● What is asked: From the records, pick out and copy each line containing "color".

-- Start of Provided records --

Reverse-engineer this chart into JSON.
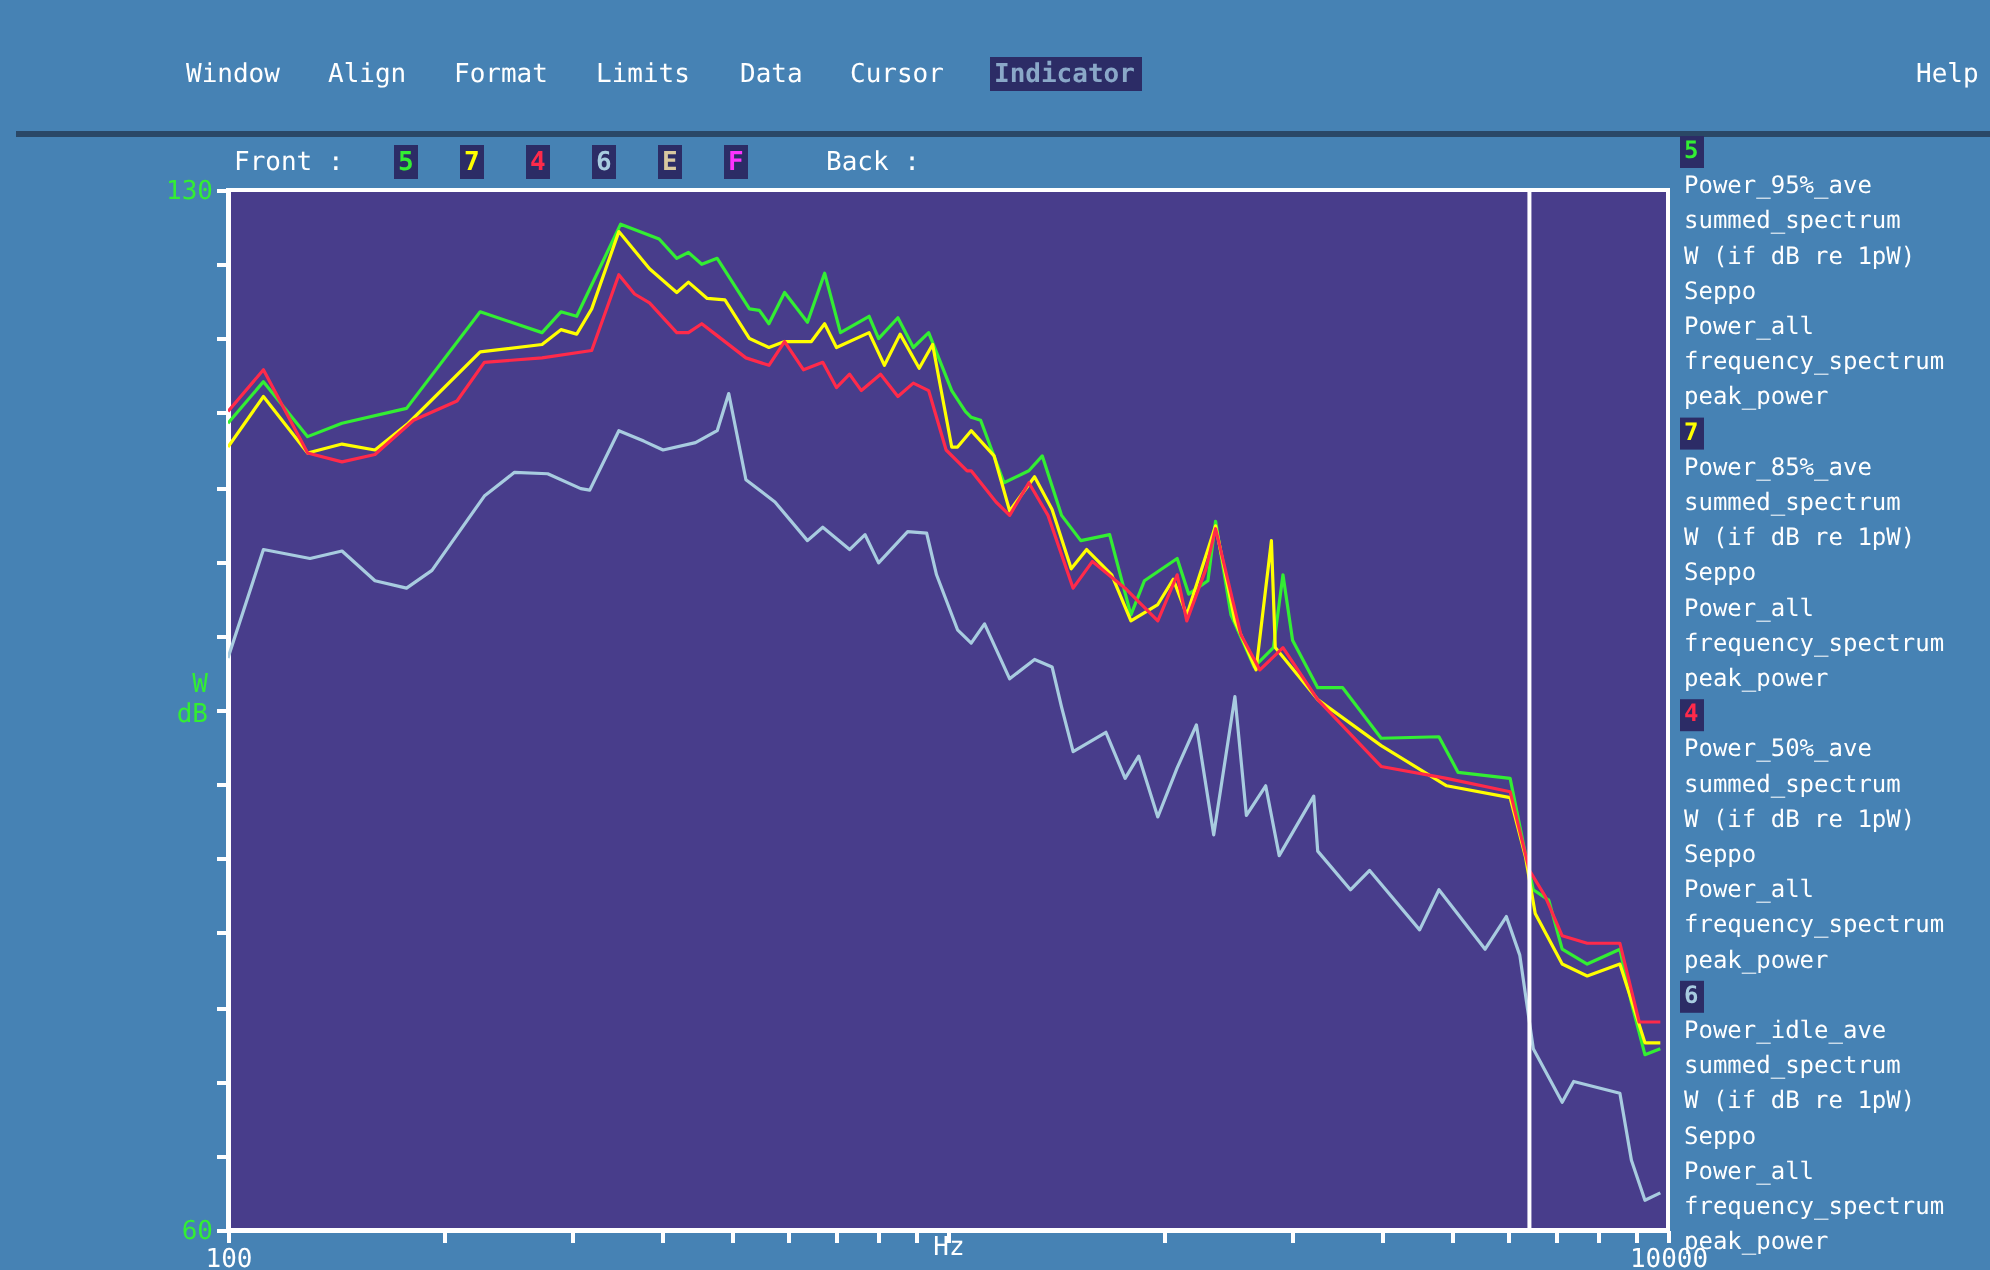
{
  "chart_data": {
    "type": "line",
    "xlabel": "Hz",
    "ylabel": "W dB",
    "log": "x",
    "legend": "right",
    "xlim": [
      100,
      10000
    ],
    "ylim": [
      60,
      130
    ],
    "xticks": [
      100,
      {
        "value": 200,
        "label": null
      },
      {
        "value": 300,
        "label": null
      },
      {
        "value": 400,
        "label": null
      },
      {
        "value": 500,
        "label": null
      },
      {
        "value": 600,
        "label": null
      },
      {
        "value": 700,
        "label": null
      },
      {
        "value": 800,
        "label": null
      },
      {
        "value": 900,
        "label": null
      },
      {
        "value": 1000,
        "label": null
      },
      {
        "value": 2000,
        "label": null
      },
      {
        "value": 3000,
        "label": null
      },
      {
        "value": 4000,
        "label": null
      },
      {
        "value": 5000,
        "label": null
      },
      {
        "value": 6000,
        "label": null
      },
      {
        "value": 7000,
        "label": null
      },
      {
        "value": 8000,
        "label": null
      },
      {
        "value": 9000,
        "label": null
      },
      10000
    ],
    "yticks": [
      60,
      {
        "value": 65,
        "label": null
      },
      {
        "value": 70,
        "label": null
      },
      {
        "value": 75,
        "label": null
      },
      {
        "value": 80,
        "label": null
      },
      {
        "value": 85,
        "label": null
      },
      {
        "value": 90,
        "label": null
      },
      {
        "value": 95,
        "label": null
      },
      {
        "value": 100,
        "label": null
      },
      {
        "value": 105,
        "label": null
      },
      {
        "value": 110,
        "label": null
      },
      {
        "value": 115,
        "label": null
      },
      {
        "value": 120,
        "label": null
      },
      {
        "value": 125,
        "label": null
      },
      130
    ],
    "ref_lines": [
      {
        "axis": "x",
        "value": 6420,
        "color": "#ffffff"
      }
    ],
    "annotations": [
      "Window",
      "Align",
      "Format",
      "Limits",
      "Data",
      "Cursor",
      "Indicator",
      "Help",
      "Front :",
      "5",
      "7",
      "4",
      "6",
      "E",
      "F",
      "Back :"
    ],
    "series": [
      {
        "name": "5\nPower_95%_ave\nsummed_spectrum\nW (if dB re 1pW)\nSeppo\nPower_all\nfrequency_spectrum\npeak_power",
        "color": "#33ee33",
        "x": [
          100,
          112,
          129,
          144,
          177,
          224,
          273,
          290,
          305,
          351,
          397,
          420,
          436,
          455,
          478,
          530,
          547,
          564,
          593,
          638,
          674,
          709,
          777,
          801,
          852,
          895,
          940,
          1012,
          1057,
          1077,
          1110,
          1196,
          1295,
          1352,
          1438,
          1529,
          1677,
          1795,
          1874,
          2081,
          2159,
          2296,
          2353,
          2472,
          2662,
          2831,
          2919,
          3010,
          3262,
          3533,
          3996,
          4807,
          5111,
          6036,
          6303,
          6500,
          6829,
          7129,
          7723,
          8574,
          8896,
          9289,
          9757
        ],
        "values": [
          114.3,
          117.1,
          113.4,
          114.3,
          115.3,
          121.8,
          120.4,
          121.8,
          121.5,
          127.7,
          126.7,
          125.4,
          125.8,
          125.0,
          125.4,
          122.0,
          121.9,
          121.0,
          123.1,
          121.1,
          124.4,
          120.4,
          121.5,
          120.0,
          121.4,
          119.4,
          120.4,
          116.5,
          115.1,
          114.7,
          114.5,
          110.3,
          111.1,
          112.1,
          108.1,
          106.4,
          106.8,
          101.4,
          103.7,
          105.2,
          102.8,
          103.7,
          107.7,
          101.4,
          97.9,
          99.2,
          104.1,
          99.7,
          96.5,
          96.5,
          93.1,
          93.2,
          90.8,
          90.4,
          85.9,
          82.9,
          82.2,
          78.9,
          77.9,
          78.9,
          75.3,
          71.8,
          72.2
        ]
      },
      {
        "name": "7\nPower_85%_ave\nsummed_spectrum\nW (if dB re 1pW)\nSeppo\nPower_all\nfrequency_spectrum\npeak_power",
        "color": "#ffff00",
        "x": [
          100,
          112,
          129,
          144,
          160,
          178,
          224,
          273,
          290,
          305,
          320,
          349,
          385,
          420,
          436,
          463,
          490,
          530,
          564,
          593,
          646,
          674,
          700,
          777,
          816,
          858,
          912,
          952,
          1012,
          1031,
          1077,
          1159,
          1218,
          1319,
          1395,
          1483,
          1558,
          1688,
          1795,
          1956,
          2055,
          2146,
          2353,
          2503,
          2678,
          2813,
          2848,
          3262,
          3996,
          4927,
          6036,
          6341,
          6540,
          7129,
          7723,
          8574,
          9289,
          9757
        ],
        "values": [
          112.7,
          116.1,
          112.3,
          112.9,
          112.5,
          114.3,
          119.1,
          119.6,
          120.6,
          120.3,
          122.0,
          127.2,
          124.7,
          123.1,
          123.8,
          122.7,
          122.6,
          120.0,
          119.4,
          119.8,
          119.8,
          121.0,
          119.4,
          120.4,
          118.2,
          120.3,
          118.0,
          119.6,
          112.7,
          112.7,
          113.8,
          112.1,
          108.4,
          110.7,
          108.5,
          104.5,
          105.8,
          104.1,
          101.0,
          102.1,
          103.8,
          101.4,
          107.4,
          101.0,
          97.7,
          106.4,
          99.2,
          95.7,
          92.6,
          89.9,
          89.1,
          85.1,
          81.3,
          77.9,
          77.1,
          77.9,
          72.6,
          72.6
        ]
      },
      {
        "name": "4\nPower_50%_ave\nsummed_spectrum\nW (if dB re 1pW)\nSeppo\nPower_all\nfrequency_spectrum\npeak_power",
        "color": "#ff2a4a",
        "x": [
          100,
          112,
          129,
          144,
          160,
          181,
          208,
          227,
          273,
          320,
          349,
          367,
          385,
          420,
          436,
          455,
          475,
          524,
          564,
          593,
          630,
          670,
          700,
          730,
          758,
          806,
          852,
          895,
          940,
          994,
          1063,
          1077,
          1166,
          1218,
          1295,
          1377,
          1492,
          1587,
          1762,
          1956,
          2081,
          2146,
          2282,
          2353,
          2550,
          2711,
          2919,
          3262,
          3996,
          4927,
          6036,
          6420,
          6745,
          7129,
          7723,
          8574,
          9120,
          9757
        ],
        "values": [
          115.1,
          117.9,
          112.3,
          111.7,
          112.2,
          114.5,
          115.8,
          118.4,
          118.7,
          119.2,
          124.3,
          123.0,
          122.4,
          120.4,
          120.4,
          121.0,
          120.3,
          118.7,
          118.2,
          119.8,
          117.9,
          118.4,
          116.7,
          117.6,
          116.5,
          117.6,
          116.1,
          117.0,
          116.5,
          112.5,
          111.1,
          111.1,
          109.0,
          108.1,
          110.3,
          108.1,
          103.2,
          105.0,
          103.2,
          101.0,
          104.1,
          101.0,
          104.5,
          107.2,
          100.1,
          97.7,
          99.2,
          95.7,
          91.2,
          90.4,
          89.5,
          84.2,
          82.5,
          79.8,
          79.3,
          79.3,
          74.0,
          74.0
        ]
      },
      {
        "name": "6\nPower_idle_ave\nsummed_spectrum\nW (if dB re 1pW)\nSeppo\nPower_all\nfrequency_spectrum\npeak_power",
        "color": "#a8cce0",
        "x": [
          100,
          112,
          130,
          144,
          160,
          177,
          192,
          227,
          250,
          278,
          309,
          318,
          349,
          378,
          402,
          446,
          478,
          496,
          524,
          575,
          638,
          670,
          730,
          767,
          801,
          879,
          934,
          964,
          1031,
          1077,
          1124,
          1218,
          1319,
          1395,
          1438,
          1492,
          1657,
          1762,
          1840,
          1956,
          2081,
          2213,
          2339,
          2503,
          2597,
          2762,
          2884,
          3221,
          3262,
          3622,
          3851,
          4519,
          4807,
          5572,
          5963,
          6225,
          6500,
          7129,
          7396,
          8574,
          8896,
          9289,
          9757
        ],
        "values": [
          98.5,
          105.8,
          105.2,
          105.7,
          103.7,
          103.2,
          104.4,
          109.4,
          111.0,
          110.9,
          109.9,
          109.8,
          113.8,
          113.1,
          112.5,
          113.0,
          113.8,
          116.3,
          110.5,
          109.0,
          106.4,
          107.3,
          105.8,
          106.8,
          104.9,
          107.0,
          106.9,
          104.1,
          100.4,
          99.5,
          100.8,
          97.1,
          98.4,
          97.9,
          95.2,
          92.2,
          93.5,
          90.4,
          91.9,
          87.8,
          91.1,
          94.0,
          86.6,
          95.9,
          87.9,
          89.9,
          85.2,
          89.2,
          85.5,
          82.9,
          84.2,
          80.2,
          82.9,
          78.9,
          81.1,
          78.5,
          72.2,
          68.6,
          70.0,
          69.2,
          64.7,
          62.0,
          62.5
        ]
      }
    ]
  }
}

-- End of Provided records --

● Exercise solution:
        "color": "#ffffff"
        "color": "#33ee33",
        "color": "#ffff00",
        "color": "#ff2a4a",
        "color": "#a8cce0",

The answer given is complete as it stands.